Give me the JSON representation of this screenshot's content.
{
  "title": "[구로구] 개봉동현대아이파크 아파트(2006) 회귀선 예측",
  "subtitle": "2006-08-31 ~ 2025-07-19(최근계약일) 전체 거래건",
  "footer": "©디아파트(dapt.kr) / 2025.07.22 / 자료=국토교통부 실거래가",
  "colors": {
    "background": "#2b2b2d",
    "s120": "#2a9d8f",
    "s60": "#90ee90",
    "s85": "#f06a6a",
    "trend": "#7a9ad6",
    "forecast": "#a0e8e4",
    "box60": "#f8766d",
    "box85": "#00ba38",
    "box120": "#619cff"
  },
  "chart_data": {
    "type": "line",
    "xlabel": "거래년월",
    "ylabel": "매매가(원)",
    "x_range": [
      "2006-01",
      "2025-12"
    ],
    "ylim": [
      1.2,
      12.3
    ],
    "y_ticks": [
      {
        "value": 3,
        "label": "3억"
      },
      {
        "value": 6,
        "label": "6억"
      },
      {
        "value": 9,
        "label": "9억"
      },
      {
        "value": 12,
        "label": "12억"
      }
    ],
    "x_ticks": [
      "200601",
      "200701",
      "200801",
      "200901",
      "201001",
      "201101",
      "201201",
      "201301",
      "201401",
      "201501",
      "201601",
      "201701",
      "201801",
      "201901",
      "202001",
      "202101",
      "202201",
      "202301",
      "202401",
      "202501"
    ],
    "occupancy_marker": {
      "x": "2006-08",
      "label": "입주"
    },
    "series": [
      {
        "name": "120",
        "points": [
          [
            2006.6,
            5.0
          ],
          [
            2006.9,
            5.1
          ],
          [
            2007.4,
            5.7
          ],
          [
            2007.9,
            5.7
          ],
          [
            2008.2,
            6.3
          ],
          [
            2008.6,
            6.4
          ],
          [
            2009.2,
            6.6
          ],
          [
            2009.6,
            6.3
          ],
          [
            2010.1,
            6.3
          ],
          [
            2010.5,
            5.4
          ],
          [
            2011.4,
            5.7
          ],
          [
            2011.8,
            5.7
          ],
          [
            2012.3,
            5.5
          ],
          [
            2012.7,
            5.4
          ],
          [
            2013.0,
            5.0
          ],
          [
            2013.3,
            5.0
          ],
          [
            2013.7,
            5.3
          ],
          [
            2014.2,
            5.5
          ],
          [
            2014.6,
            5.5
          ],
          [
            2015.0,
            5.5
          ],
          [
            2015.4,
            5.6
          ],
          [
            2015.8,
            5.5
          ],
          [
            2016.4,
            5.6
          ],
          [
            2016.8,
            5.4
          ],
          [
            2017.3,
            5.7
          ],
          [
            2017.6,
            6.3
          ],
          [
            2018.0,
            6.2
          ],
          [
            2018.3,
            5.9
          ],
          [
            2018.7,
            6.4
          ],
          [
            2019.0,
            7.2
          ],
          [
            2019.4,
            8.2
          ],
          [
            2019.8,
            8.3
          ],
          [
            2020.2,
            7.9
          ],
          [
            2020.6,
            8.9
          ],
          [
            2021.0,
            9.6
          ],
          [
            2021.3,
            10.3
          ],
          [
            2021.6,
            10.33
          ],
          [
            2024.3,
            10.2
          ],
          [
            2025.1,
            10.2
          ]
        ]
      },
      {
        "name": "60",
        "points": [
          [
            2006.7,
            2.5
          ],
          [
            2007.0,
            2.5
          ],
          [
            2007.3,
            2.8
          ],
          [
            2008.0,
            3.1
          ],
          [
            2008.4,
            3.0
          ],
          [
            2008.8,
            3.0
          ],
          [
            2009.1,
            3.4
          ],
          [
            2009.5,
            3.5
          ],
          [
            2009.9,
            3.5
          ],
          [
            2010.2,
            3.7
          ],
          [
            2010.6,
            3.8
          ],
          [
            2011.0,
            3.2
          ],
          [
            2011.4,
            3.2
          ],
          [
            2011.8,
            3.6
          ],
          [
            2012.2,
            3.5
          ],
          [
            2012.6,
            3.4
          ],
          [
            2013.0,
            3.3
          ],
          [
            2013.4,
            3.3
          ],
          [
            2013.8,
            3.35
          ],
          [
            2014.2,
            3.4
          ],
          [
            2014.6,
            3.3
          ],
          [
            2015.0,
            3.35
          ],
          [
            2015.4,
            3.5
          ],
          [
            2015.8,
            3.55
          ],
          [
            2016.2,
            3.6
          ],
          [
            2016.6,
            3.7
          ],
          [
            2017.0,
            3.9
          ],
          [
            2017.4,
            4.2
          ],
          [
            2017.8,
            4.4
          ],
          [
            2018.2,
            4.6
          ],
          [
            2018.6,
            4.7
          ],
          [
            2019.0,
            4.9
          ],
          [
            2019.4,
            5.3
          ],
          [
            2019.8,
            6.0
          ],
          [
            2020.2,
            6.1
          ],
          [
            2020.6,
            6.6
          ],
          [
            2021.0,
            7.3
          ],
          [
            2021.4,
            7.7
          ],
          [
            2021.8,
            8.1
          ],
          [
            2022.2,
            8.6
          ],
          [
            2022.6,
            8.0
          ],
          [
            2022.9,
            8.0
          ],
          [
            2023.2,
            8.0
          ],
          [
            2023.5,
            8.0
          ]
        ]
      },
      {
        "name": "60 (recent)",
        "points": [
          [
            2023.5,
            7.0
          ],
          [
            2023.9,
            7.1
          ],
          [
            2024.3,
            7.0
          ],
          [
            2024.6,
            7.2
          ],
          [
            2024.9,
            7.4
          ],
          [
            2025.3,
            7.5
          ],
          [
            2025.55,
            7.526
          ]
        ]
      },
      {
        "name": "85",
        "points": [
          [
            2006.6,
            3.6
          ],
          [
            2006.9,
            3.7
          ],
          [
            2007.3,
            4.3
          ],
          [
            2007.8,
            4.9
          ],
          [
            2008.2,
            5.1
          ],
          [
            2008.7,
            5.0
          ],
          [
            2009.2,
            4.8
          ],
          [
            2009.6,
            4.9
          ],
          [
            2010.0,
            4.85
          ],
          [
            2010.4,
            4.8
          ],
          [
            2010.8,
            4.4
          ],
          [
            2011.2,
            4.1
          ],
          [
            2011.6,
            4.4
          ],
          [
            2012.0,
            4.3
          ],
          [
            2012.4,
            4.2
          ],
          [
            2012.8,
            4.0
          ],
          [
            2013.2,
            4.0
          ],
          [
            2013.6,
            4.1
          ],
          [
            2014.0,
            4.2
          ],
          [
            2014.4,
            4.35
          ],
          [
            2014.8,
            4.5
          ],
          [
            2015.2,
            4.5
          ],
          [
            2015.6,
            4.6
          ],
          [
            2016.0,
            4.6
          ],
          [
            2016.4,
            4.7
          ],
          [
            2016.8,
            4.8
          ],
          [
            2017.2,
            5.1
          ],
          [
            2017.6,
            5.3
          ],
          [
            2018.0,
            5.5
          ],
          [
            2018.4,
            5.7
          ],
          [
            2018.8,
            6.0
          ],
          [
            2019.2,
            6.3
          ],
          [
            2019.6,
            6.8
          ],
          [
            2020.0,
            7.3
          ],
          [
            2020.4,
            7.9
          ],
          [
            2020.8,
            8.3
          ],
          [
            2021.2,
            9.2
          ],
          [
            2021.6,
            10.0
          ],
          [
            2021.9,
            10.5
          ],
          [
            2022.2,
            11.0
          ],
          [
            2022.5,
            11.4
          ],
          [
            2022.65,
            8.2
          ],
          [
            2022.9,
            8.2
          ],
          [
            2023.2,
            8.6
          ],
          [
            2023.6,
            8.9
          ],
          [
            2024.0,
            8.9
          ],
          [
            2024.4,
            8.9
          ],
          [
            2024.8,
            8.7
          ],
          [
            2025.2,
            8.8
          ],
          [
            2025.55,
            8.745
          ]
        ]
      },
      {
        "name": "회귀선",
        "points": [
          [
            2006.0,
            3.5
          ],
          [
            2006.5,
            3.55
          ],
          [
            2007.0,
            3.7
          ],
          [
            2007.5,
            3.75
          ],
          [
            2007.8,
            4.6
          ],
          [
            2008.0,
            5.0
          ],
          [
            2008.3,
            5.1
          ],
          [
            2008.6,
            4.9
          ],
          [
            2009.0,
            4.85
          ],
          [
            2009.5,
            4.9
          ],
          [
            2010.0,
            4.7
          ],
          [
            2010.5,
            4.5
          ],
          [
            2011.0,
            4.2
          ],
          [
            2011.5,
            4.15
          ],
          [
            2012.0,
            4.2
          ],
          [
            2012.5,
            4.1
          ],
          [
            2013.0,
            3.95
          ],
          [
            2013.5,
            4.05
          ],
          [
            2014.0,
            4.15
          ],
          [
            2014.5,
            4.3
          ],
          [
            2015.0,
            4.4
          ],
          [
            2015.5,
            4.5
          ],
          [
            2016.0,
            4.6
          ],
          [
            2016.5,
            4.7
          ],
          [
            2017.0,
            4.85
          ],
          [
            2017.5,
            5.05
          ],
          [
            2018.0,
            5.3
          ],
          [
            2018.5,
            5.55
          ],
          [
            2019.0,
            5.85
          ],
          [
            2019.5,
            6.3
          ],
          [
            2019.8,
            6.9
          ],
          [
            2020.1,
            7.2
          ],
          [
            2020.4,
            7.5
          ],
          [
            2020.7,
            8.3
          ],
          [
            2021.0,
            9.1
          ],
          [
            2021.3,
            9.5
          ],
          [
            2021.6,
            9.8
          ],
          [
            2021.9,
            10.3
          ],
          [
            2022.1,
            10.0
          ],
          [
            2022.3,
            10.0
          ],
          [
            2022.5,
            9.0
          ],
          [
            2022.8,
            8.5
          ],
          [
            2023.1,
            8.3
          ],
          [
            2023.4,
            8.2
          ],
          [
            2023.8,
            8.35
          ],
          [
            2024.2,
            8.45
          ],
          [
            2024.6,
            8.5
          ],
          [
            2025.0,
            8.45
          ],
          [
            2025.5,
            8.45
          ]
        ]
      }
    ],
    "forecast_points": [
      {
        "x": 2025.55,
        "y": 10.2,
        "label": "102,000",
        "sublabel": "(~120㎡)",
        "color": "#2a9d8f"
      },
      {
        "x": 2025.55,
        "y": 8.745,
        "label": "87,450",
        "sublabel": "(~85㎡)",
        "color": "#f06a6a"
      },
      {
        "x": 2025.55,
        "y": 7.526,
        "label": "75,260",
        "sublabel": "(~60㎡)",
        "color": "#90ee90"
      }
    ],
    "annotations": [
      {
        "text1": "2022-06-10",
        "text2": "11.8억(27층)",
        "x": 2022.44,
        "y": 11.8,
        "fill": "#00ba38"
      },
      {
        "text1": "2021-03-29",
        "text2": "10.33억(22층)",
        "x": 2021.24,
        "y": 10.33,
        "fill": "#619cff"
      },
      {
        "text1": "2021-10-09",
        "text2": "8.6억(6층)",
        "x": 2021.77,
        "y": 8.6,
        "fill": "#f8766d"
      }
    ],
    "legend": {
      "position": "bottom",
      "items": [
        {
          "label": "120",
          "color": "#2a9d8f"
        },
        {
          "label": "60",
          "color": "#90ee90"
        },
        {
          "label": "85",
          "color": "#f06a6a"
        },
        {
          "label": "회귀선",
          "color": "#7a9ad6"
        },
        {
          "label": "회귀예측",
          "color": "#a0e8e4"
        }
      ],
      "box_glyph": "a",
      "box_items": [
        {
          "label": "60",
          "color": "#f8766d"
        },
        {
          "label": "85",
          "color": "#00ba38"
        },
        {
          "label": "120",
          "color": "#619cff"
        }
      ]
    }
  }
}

* Stated exercise
Go through the listing above and return every line where the word "name" occurs.

* Result
        "name": "120",
        "name": "60",
        "name": "60 (recent)",
        "name": "85",
        "name": "회귀선",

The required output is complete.